» DIRECTION: With the images removed, repeat the data below exactly.

» Dataset excerpt:

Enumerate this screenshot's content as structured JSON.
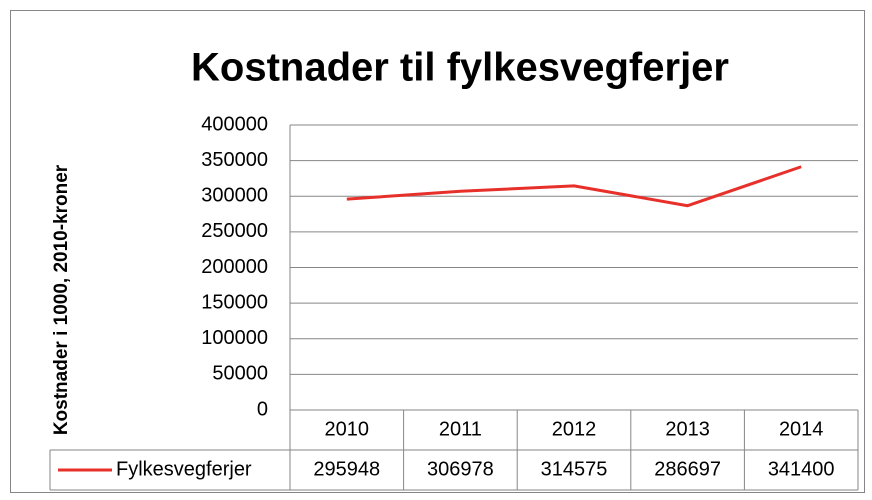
{
  "chart_data": {
    "type": "line",
    "title": "Kostnader til fylkesvegferjer",
    "y_label": "Kostnader i 1000, 2010-kroner",
    "categories": [
      "2010",
      "2011",
      "2012",
      "2013",
      "2014"
    ],
    "series": [
      {
        "name": "Fylkesvegferjer",
        "color": "#e8302a",
        "values": [
          295948,
          306978,
          314575,
          286697,
          341400
        ]
      }
    ],
    "ylim": [
      0,
      400000
    ],
    "yticks": [
      0,
      50000,
      100000,
      150000,
      200000,
      250000,
      300000,
      350000,
      400000
    ],
    "grid": true,
    "data_table": true
  }
}
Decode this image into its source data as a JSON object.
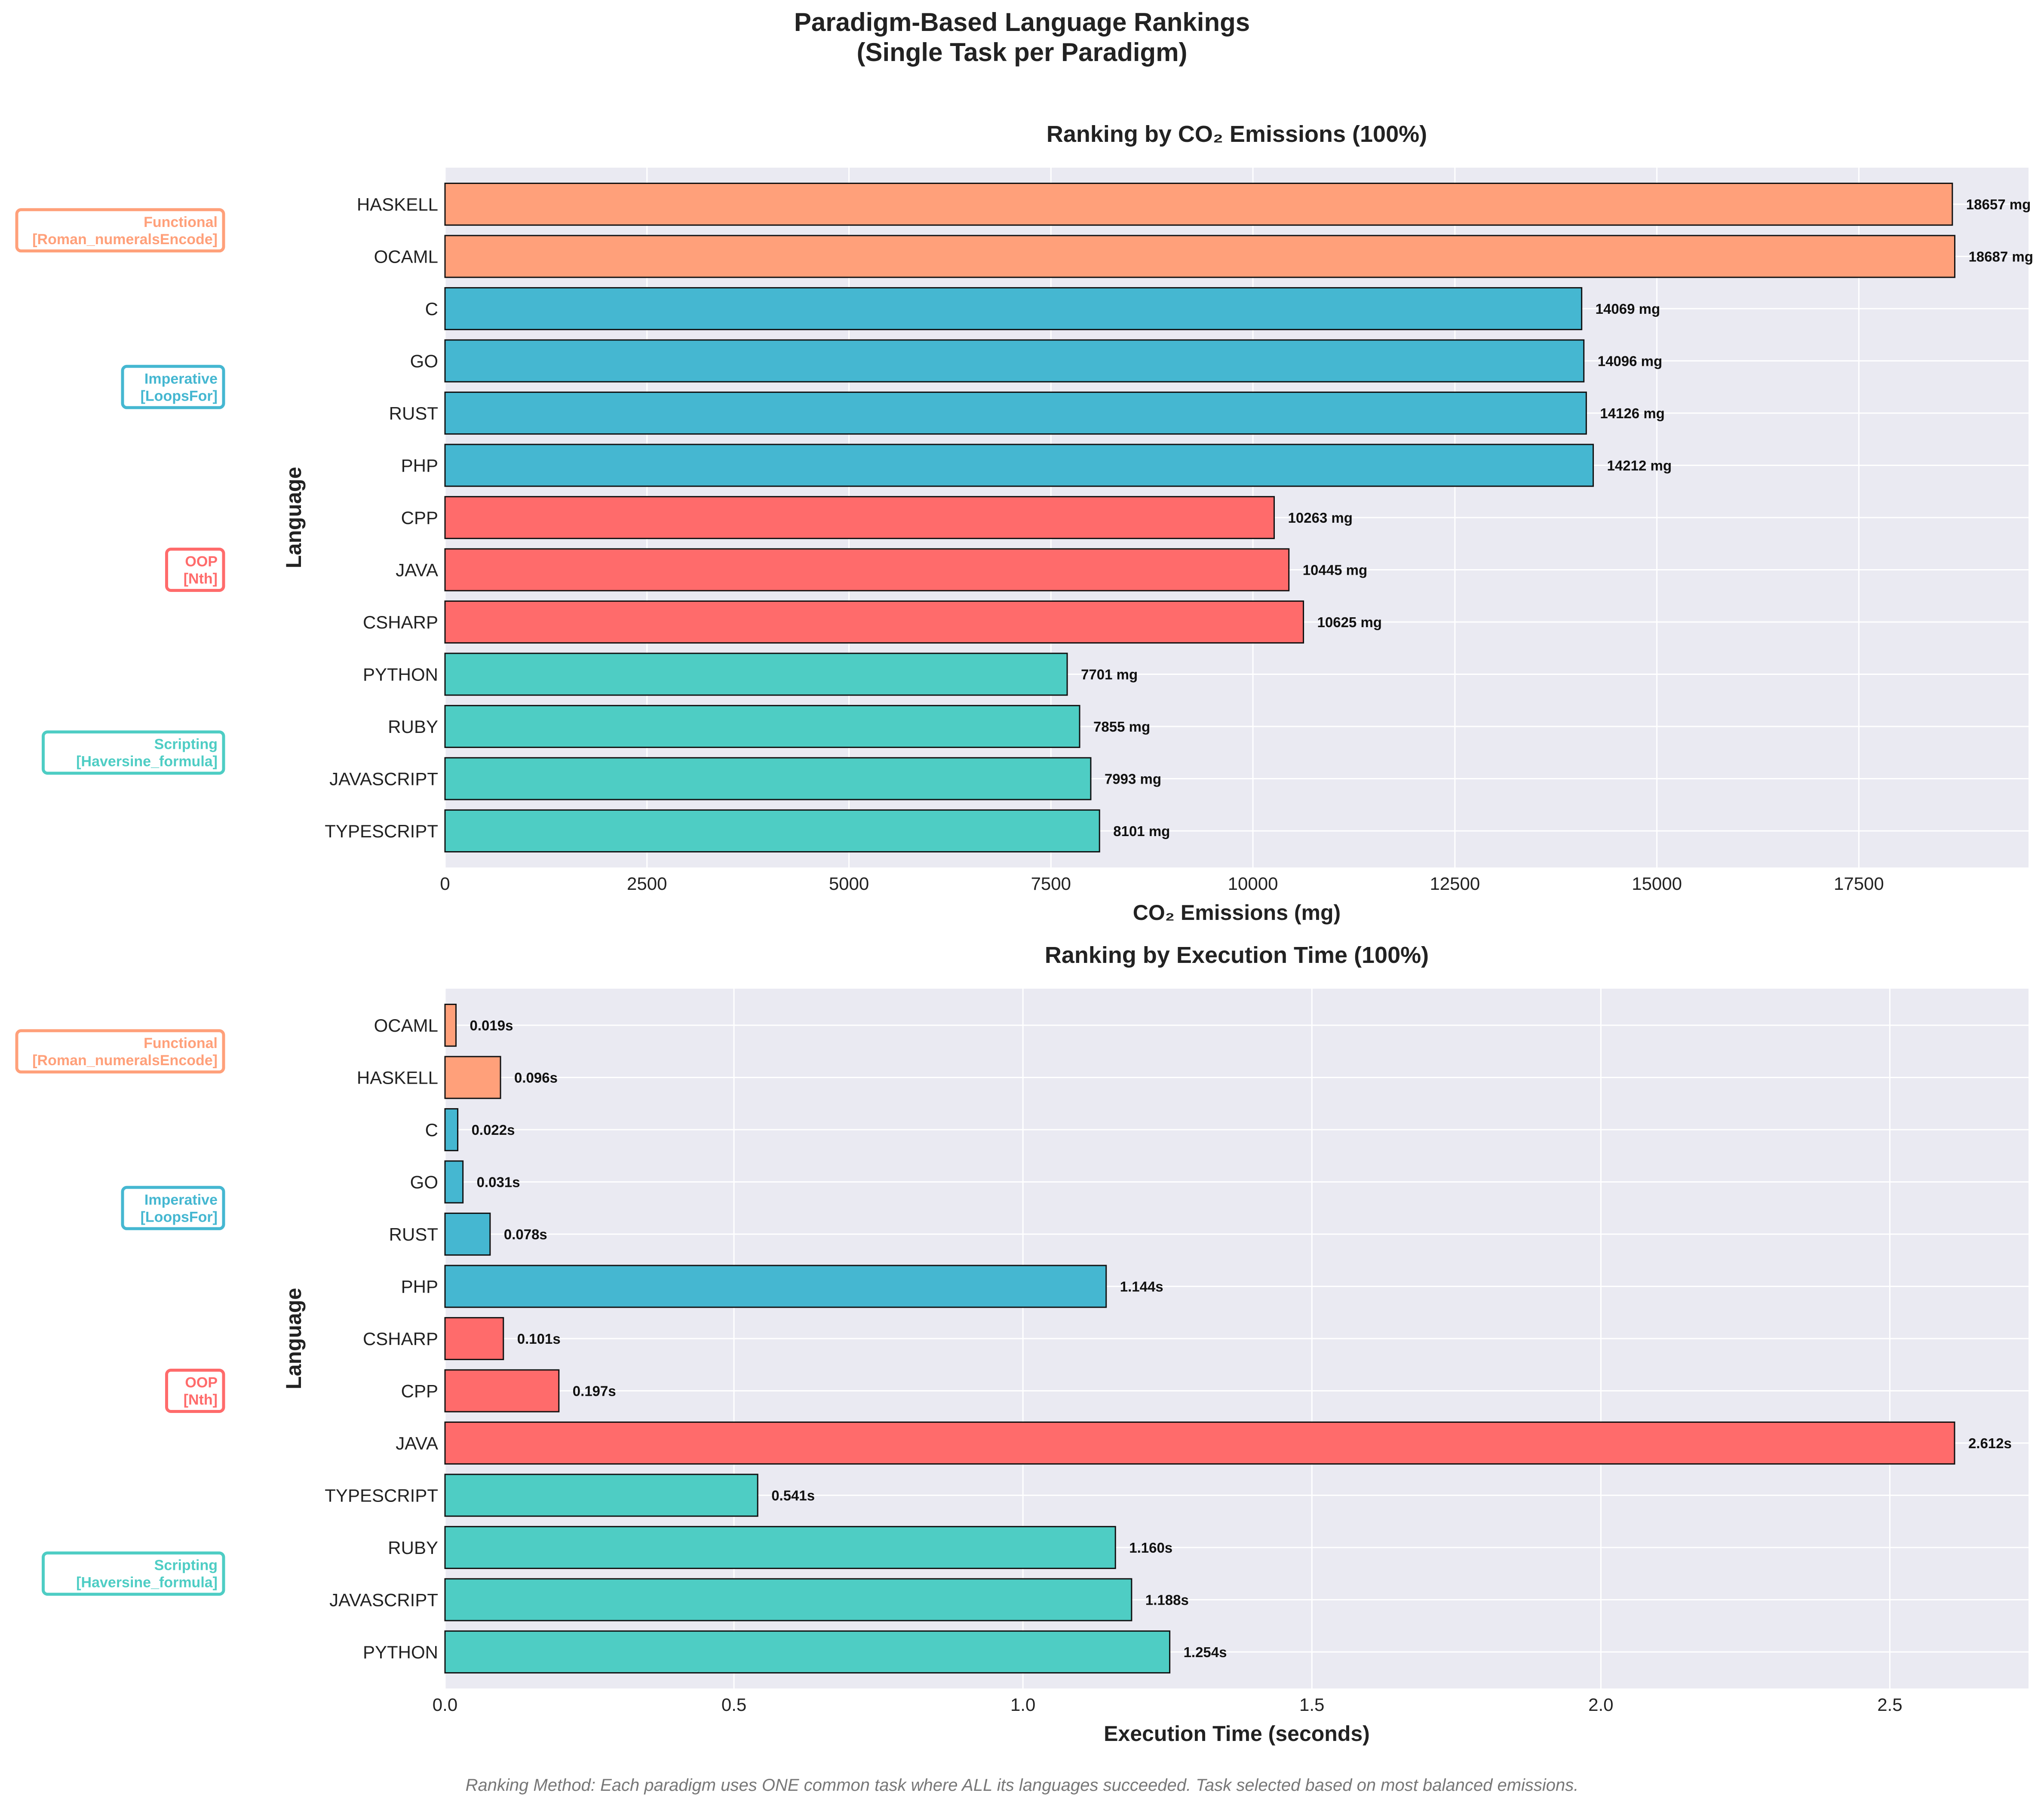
{
  "figure": {
    "title_line1": "Paradigm-Based Language Rankings",
    "title_line2": "(Single Task per Paradigm)",
    "footnote": "Ranking Method: Each paradigm uses ONE common task where ALL its languages succeeded. Task selected based on most balanced emissions."
  },
  "colors": {
    "Functional": "#FFA07A",
    "Imperative": "#45B7D1",
    "OOP": "#FF6B6B",
    "Scripting": "#4ECDC4",
    "plot_background": "#EAEAF2",
    "grid": "#FFFFFF"
  },
  "paradigm_labels": {
    "Functional": [
      "Functional",
      "[Roman_numeralsEncode]"
    ],
    "Imperative": [
      "Imperative",
      "[LoopsFor]"
    ],
    "OOP": [
      "OOP",
      "[Nth]"
    ],
    "Scripting": [
      "Scripting",
      "[Haversine_formula]"
    ]
  },
  "chart_data": [
    {
      "type": "bar",
      "orientation": "horizontal",
      "title": "Ranking by CO₂ Emissions (100%)",
      "xlabel": "CO₂ Emissions (mg)",
      "ylabel": "Language",
      "xlim": [
        0,
        19600
      ],
      "xticks": [
        0,
        2500,
        5000,
        7500,
        10000,
        12500,
        15000,
        17500
      ],
      "grid": true,
      "value_suffix": " mg",
      "value_decimals": 0,
      "categories": [
        "HASKELL",
        "OCAML",
        "C",
        "GO",
        "RUST",
        "PHP",
        "CPP",
        "JAVA",
        "CSHARP",
        "PYTHON",
        "RUBY",
        "JAVASCRIPT",
        "TYPESCRIPT"
      ],
      "values": [
        18657,
        18687,
        14069,
        14096,
        14126,
        14212,
        10263,
        10445,
        10625,
        7701,
        7855,
        7993,
        8101
      ],
      "paradigm": [
        "Functional",
        "Functional",
        "Imperative",
        "Imperative",
        "Imperative",
        "Imperative",
        "OOP",
        "OOP",
        "OOP",
        "Scripting",
        "Scripting",
        "Scripting",
        "Scripting"
      ]
    },
    {
      "type": "bar",
      "orientation": "horizontal",
      "title": "Ranking by Execution Time (100%)",
      "xlabel": "Execution Time (seconds)",
      "ylabel": "Language",
      "xlim": [
        0,
        2.74
      ],
      "xticks": [
        0,
        0.5,
        1.0,
        1.5,
        2.0,
        2.5
      ],
      "xtick_decimals": 1,
      "grid": true,
      "value_suffix": "s",
      "value_decimals": 3,
      "categories": [
        "OCAML",
        "HASKELL",
        "C",
        "GO",
        "RUST",
        "PHP",
        "CSHARP",
        "CPP",
        "JAVA",
        "TYPESCRIPT",
        "RUBY",
        "JAVASCRIPT",
        "PYTHON"
      ],
      "values": [
        0.019,
        0.096,
        0.022,
        0.031,
        0.078,
        1.144,
        0.101,
        0.197,
        2.612,
        0.541,
        1.16,
        1.188,
        1.254
      ],
      "paradigm": [
        "Functional",
        "Functional",
        "Imperative",
        "Imperative",
        "Imperative",
        "Imperative",
        "OOP",
        "OOP",
        "OOP",
        "Scripting",
        "Scripting",
        "Scripting",
        "Scripting"
      ]
    }
  ]
}
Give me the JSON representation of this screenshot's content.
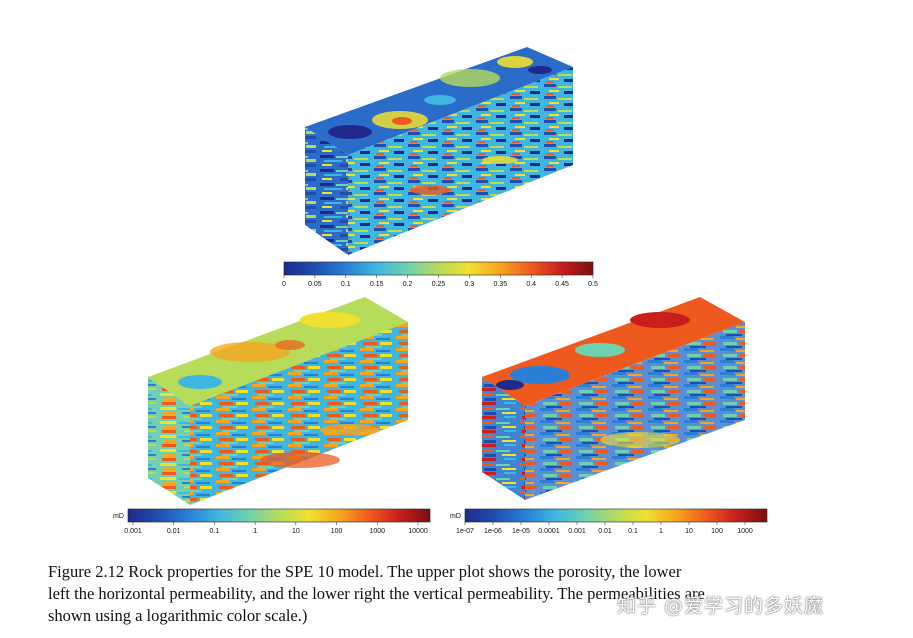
{
  "figure": {
    "panels": [
      {
        "id": "porosity",
        "unit_label": "",
        "colorbar_ticks": [
          "0",
          "0.05",
          "0.1",
          "0.15",
          "0.2",
          "0.25",
          "0.3",
          "0.35",
          "0.4",
          "0.45",
          "0.5"
        ]
      },
      {
        "id": "horizontal-permeability",
        "unit_label": "mD",
        "colorbar_ticks": [
          "0.001",
          "0.01",
          "0.1",
          "1",
          "10",
          "100",
          "1000",
          "10000"
        ]
      },
      {
        "id": "vertical-permeability",
        "unit_label": "mD",
        "colorbar_ticks": [
          "1e-07",
          "1e-06",
          "1e-05",
          "0.0001",
          "0.001",
          "0.01",
          "0.1",
          "1",
          "10",
          "100",
          "1000"
        ]
      }
    ],
    "colormap": [
      "#1f2a8c",
      "#1e4fb0",
      "#2a7fd4",
      "#3fb6e0",
      "#6fd1b0",
      "#b6dc5a",
      "#f0e030",
      "#f7a51f",
      "#ee5a1e",
      "#c81e1e",
      "#7a0f10"
    ]
  },
  "caption": {
    "line1": "Figure 2.12  Rock properties for the SPE 10 model. The upper plot shows the porosity, the lower",
    "line2": "left the horizontal permeability, and the lower right the vertical permeability. The permeabilities are",
    "line3": "shown using a logarithmic color scale.)"
  },
  "watermark": "知乎 @爱学习的多妖魔"
}
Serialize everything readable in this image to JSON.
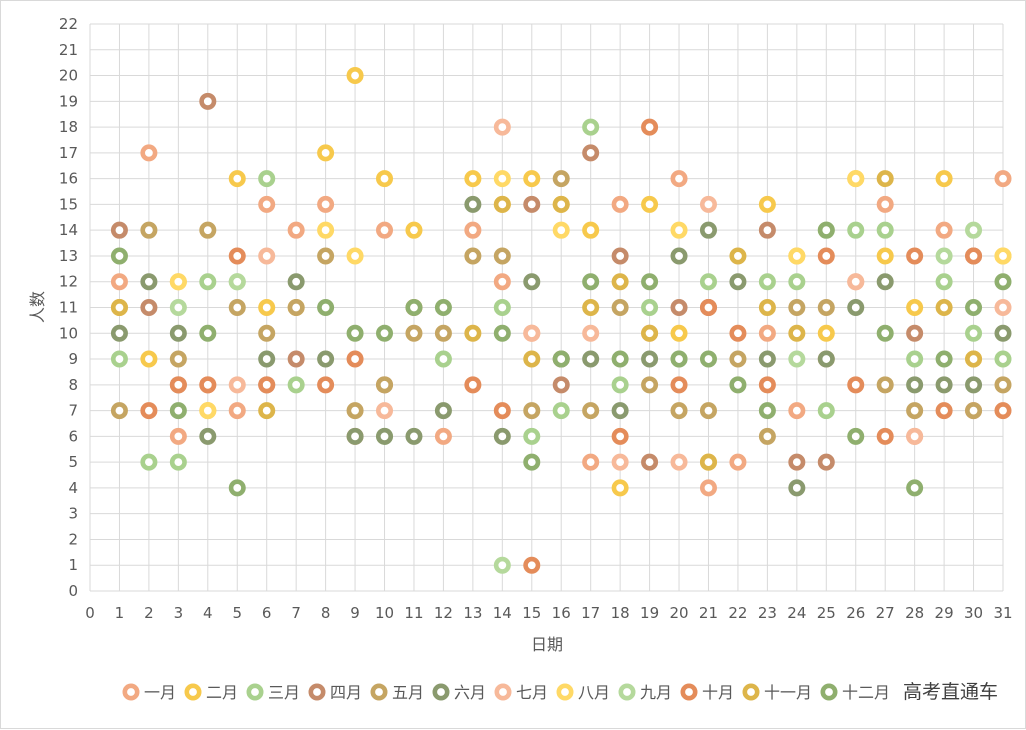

» TASK RESPONSE:
Enumerate this screenshot's content as structured JSON.
{
  "chart_data": {
    "type": "line",
    "title": "Kostnader til fylkesvegferjer",
    "y_label": "Kostnader i 1000, 2010-kroner",
    "categories": [
      "2010",
      "2011",
      "2012",
      "2013",
      "2014"
    ],
    "series": [
      {
        "name": "Fylkesvegferjer",
        "color": "#e8302a",
        "values": [
          295948,
          306978,
          314575,
          286697,
          341400
        ]
      }
    ],
    "ylim": [
      0,
      400000
    ],
    "yticks": [
      0,
      50000,
      100000,
      150000,
      200000,
      250000,
      300000,
      350000,
      400000
    ],
    "grid": true,
    "data_table": true
  }
}
Decode this image into its source data as a JSON object.
{
  "figure": {
    "title_line1": "Paradigm-Based Language Rankings",
    "title_line2": "(Single Task per Paradigm)",
    "footnote": "Ranking Method: Each paradigm uses ONE common task where ALL its languages succeeded. Task selected based on most balanced emissions."
  },
  "colors": {
    "Functional": "#FFA07A",
    "Imperative": "#45B7D1",
    "OOP": "#FF6B6B",
    "Scripting": "#4ECDC4",
    "plot_background": "#EAEAF2",
    "grid": "#FFFFFF"
  },
  "paradigm_labels": {
    "Functional": [
      "Functional",
      "[Roman_numeralsEncode]"
    ],
    "Imperative": [
      "Imperative",
      "[LoopsFor]"
    ],
    "OOP": [
      "OOP",
      "[Nth]"
    ],
    "Scripting": [
      "Scripting",
      "[Haversine_formula]"
    ]
  },
  "chart_data": [
    {
      "type": "bar",
      "orientation": "horizontal",
      "title": "Ranking by CO₂ Emissions (100%)",
      "xlabel": "CO₂ Emissions (mg)",
      "ylabel": "Language",
      "xlim": [
        0,
        19600
      ],
      "xticks": [
        0,
        2500,
        5000,
        7500,
        10000,
        12500,
        15000,
        17500
      ],
      "grid": true,
      "value_suffix": " mg",
      "value_decimals": 0,
      "categories": [
        "HASKELL",
        "OCAML",
        "C",
        "GO",
        "RUST",
        "PHP",
        "CPP",
        "JAVA",
        "CSHARP",
        "PYTHON",
        "RUBY",
        "JAVASCRIPT",
        "TYPESCRIPT"
      ],
      "values": [
        18657,
        18687,
        14069,
        14096,
        14126,
        14212,
        10263,
        10445,
        10625,
        7701,
        7855,
        7993,
        8101
      ],
      "paradigm": [
        "Functional",
        "Functional",
        "Imperative",
        "Imperative",
        "Imperative",
        "Imperative",
        "OOP",
        "OOP",
        "OOP",
        "Scripting",
        "Scripting",
        "Scripting",
        "Scripting"
      ]
    },
    {
      "type": "bar",
      "orientation": "horizontal",
      "title": "Ranking by Execution Time (100%)",
      "xlabel": "Execution Time (seconds)",
      "ylabel": "Language",
      "xlim": [
        0,
        2.74
      ],
      "xticks": [
        0,
        0.5,
        1.0,
        1.5,
        2.0,
        2.5
      ],
      "xtick_decimals": 1,
      "grid": true,
      "value_suffix": "s",
      "value_decimals": 3,
      "categories": [
        "OCAML",
        "HASKELL",
        "C",
        "GO",
        "RUST",
        "PHP",
        "CSHARP",
        "CPP",
        "JAVA",
        "TYPESCRIPT",
        "RUBY",
        "JAVASCRIPT",
        "PYTHON"
      ],
      "values": [
        0.019,
        0.096,
        0.022,
        0.031,
        0.078,
        1.144,
        0.101,
        0.197,
        2.612,
        0.541,
        1.16,
        1.188,
        1.254
      ],
      "paradigm": [
        "Functional",
        "Functional",
        "Imperative",
        "Imperative",
        "Imperative",
        "Imperative",
        "OOP",
        "OOP",
        "OOP",
        "Scripting",
        "Scripting",
        "Scripting",
        "Scripting"
      ]
    }
  ]
}
Give me the JSON representation of this screenshot's content.
{
  "figure": {
    "panels": [
      {
        "id": "porosity",
        "unit_label": "",
        "colorbar_ticks": [
          "0",
          "0.05",
          "0.1",
          "0.15",
          "0.2",
          "0.25",
          "0.3",
          "0.35",
          "0.4",
          "0.45",
          "0.5"
        ]
      },
      {
        "id": "horizontal-permeability",
        "unit_label": "mD",
        "colorbar_ticks": [
          "0.001",
          "0.01",
          "0.1",
          "1",
          "10",
          "100",
          "1000",
          "10000"
        ]
      },
      {
        "id": "vertical-permeability",
        "unit_label": "mD",
        "colorbar_ticks": [
          "1e-07",
          "1e-06",
          "1e-05",
          "0.0001",
          "0.001",
          "0.01",
          "0.1",
          "1",
          "10",
          "100",
          "1000"
        ]
      }
    ],
    "colormap": [
      "#1f2a8c",
      "#1e4fb0",
      "#2a7fd4",
      "#3fb6e0",
      "#6fd1b0",
      "#b6dc5a",
      "#f0e030",
      "#f7a51f",
      "#ee5a1e",
      "#c81e1e",
      "#7a0f10"
    ]
  },
  "caption": {
    "line1": "Figure 2.12  Rock properties for the SPE 10 model. The upper plot shows the porosity, the lower",
    "line2": "left the horizontal permeability, and the lower right the vertical permeability. The permeabilities are",
    "line3": "shown using a logarithmic color scale.)"
  },
  "watermark": "知乎 @爱学习的多妖魔"
}
Serialize everything readable in this image to JSON.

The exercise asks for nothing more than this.